[Extracted records]
□ □ □ □

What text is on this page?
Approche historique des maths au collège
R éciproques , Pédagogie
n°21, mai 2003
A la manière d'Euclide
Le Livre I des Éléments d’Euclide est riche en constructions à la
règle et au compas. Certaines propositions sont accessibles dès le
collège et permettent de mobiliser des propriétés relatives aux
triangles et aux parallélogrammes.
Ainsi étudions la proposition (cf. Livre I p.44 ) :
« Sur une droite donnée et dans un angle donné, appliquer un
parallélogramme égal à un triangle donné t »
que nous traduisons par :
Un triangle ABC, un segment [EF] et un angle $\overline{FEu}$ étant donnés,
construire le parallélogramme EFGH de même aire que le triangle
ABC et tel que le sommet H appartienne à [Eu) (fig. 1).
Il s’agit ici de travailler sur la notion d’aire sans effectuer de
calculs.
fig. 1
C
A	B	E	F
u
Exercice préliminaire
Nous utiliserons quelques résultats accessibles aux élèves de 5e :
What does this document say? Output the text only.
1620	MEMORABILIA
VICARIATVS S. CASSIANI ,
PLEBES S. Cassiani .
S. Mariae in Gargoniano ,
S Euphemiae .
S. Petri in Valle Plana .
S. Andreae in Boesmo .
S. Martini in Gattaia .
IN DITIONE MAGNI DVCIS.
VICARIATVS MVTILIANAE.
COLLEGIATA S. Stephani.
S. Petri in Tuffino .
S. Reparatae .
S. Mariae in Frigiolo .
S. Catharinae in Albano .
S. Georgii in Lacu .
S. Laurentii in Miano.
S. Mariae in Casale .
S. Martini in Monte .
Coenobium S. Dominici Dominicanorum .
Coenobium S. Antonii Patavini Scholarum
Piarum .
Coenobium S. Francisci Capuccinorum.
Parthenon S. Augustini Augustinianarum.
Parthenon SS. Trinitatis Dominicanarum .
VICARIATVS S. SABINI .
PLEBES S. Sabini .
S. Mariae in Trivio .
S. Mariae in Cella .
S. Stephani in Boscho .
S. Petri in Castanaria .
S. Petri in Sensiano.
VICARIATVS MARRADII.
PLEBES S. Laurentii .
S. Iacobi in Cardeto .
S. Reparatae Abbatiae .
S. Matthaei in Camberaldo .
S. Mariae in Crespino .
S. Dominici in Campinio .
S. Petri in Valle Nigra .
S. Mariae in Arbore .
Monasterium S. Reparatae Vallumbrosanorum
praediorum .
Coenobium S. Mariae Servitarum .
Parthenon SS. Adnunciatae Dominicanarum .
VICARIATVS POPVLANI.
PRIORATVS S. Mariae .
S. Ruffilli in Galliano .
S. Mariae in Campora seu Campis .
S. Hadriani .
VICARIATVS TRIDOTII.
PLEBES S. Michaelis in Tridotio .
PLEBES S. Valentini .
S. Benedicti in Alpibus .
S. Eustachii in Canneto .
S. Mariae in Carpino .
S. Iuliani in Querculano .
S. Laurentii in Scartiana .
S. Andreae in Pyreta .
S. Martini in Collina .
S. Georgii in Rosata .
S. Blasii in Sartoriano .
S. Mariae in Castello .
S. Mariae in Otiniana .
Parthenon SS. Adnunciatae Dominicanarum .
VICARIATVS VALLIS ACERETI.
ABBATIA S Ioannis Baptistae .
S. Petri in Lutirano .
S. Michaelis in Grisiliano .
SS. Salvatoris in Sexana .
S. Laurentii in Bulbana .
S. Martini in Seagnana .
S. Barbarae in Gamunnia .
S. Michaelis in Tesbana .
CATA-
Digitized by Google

□ □ □ □

= Task directions =
Your task is to retype all of the records exactly.

= Exercise response =
What text is on this page?
Approche historique des maths au collège
R éciproques , Pédagogie
n°21, mai 2003
A la manière d'Euclide
Le Livre I des Éléments d’Euclide est riche en constructions à la
règle et au compas. Certaines propositions sont accessibles dès le
collège et permettent de mobiliser des propriétés relatives aux
triangles et aux parallélogrammes.
Ainsi étudions la proposition (cf. Livre I p.44 ) :
« Sur une droite donnée et dans un angle donné, appliquer un
parallélogramme égal à un triangle donné t »
que nous traduisons par :
Un triangle ABC, un segment [EF] et un angle $\overline{FEu}$ étant donnés,
construire le parallélogramme EFGH de même aire que le triangle
ABC et tel que le sommet H appartienne à [Eu) (fig. 1).
Il s’agit ici de travailler sur la notion d’aire sans effectuer de
calculs.
fig. 1
C
A	B	E	F
u
Exercice préliminaire
Nous utiliserons quelques résultats accessibles aux élèves de 5e :
What does this document say? Output the text only.
1620	MEMORABILIA
VICARIATVS S. CASSIANI ,
PLEBES S. Cassiani .
S. Mariae in Gargoniano ,
S Euphemiae .
S. Petri in Valle Plana .
S. Andreae in Boesmo .
S. Martini in Gattaia .
IN DITIONE MAGNI DVCIS.
VICARIATVS MVTILIANAE.
COLLEGIATA S. Stephani.
S. Petri in Tuffino .
S. Reparatae .
S. Mariae in Frigiolo .
S. Catharinae in Albano .
S. Georgii in Lacu .
S. Laurentii in Miano.
S. Mariae in Casale .
S. Martini in Monte .
Coenobium S. Dominici Dominicanorum .
Coenobium S. Antonii Patavini Scholarum
Piarum .
Coenobium S. Francisci Capuccinorum.
Parthenon S. Augustini Augustinianarum.
Parthenon SS. Trinitatis Dominicanarum .
VICARIATVS S. SABINI .
PLEBES S. Sabini .
S. Mariae in Trivio .
S. Mariae in Cella .
S. Stephani in Boscho .
S. Petri in Castanaria .
S. Petri in Sensiano.
VICARIATVS MARRADII.
PLEBES S. Laurentii .
S. Iacobi in Cardeto .
S. Reparatae Abbatiae .
S. Matthaei in Camberaldo .
S. Mariae in Crespino .
S. Dominici in Campinio .
S. Petri in Valle Nigra .
S. Mariae in Arbore .
Monasterium S. Reparatae Vallumbrosanorum
praediorum .
Coenobium S. Mariae Servitarum .
Parthenon SS. Adnunciatae Dominicanarum .
VICARIATVS POPVLANI.
PRIORATVS S. Mariae .
S. Ruffilli in Galliano .
S. Mariae in Campora seu Campis .
S. Hadriani .
VICARIATVS TRIDOTII.
PLEBES S. Michaelis in Tridotio .
PLEBES S. Valentini .
S. Benedicti in Alpibus .
S. Eustachii in Canneto .
S. Mariae in Carpino .
S. Iuliani in Querculano .
S. Laurentii in Scartiana .
S. Andreae in Pyreta .
S. Martini in Collina .
S. Georgii in Rosata .
S. Blasii in Sartoriano .
S. Mariae in Castello .
S. Mariae in Otiniana .
Parthenon SS. Adnunciatae Dominicanarum .
VICARIATVS VALLIS ACERETI.
ABBATIA S Ioannis Baptistae .
S. Petri in Lutirano .
S. Michaelis in Grisiliano .
SS. Salvatoris in Sexana .
S. Laurentii in Bulbana .
S. Martini in Seagnana .
S. Barbarae in Gamunnia .
S. Michaelis in Tesbana .
CATA-
Digitized by Google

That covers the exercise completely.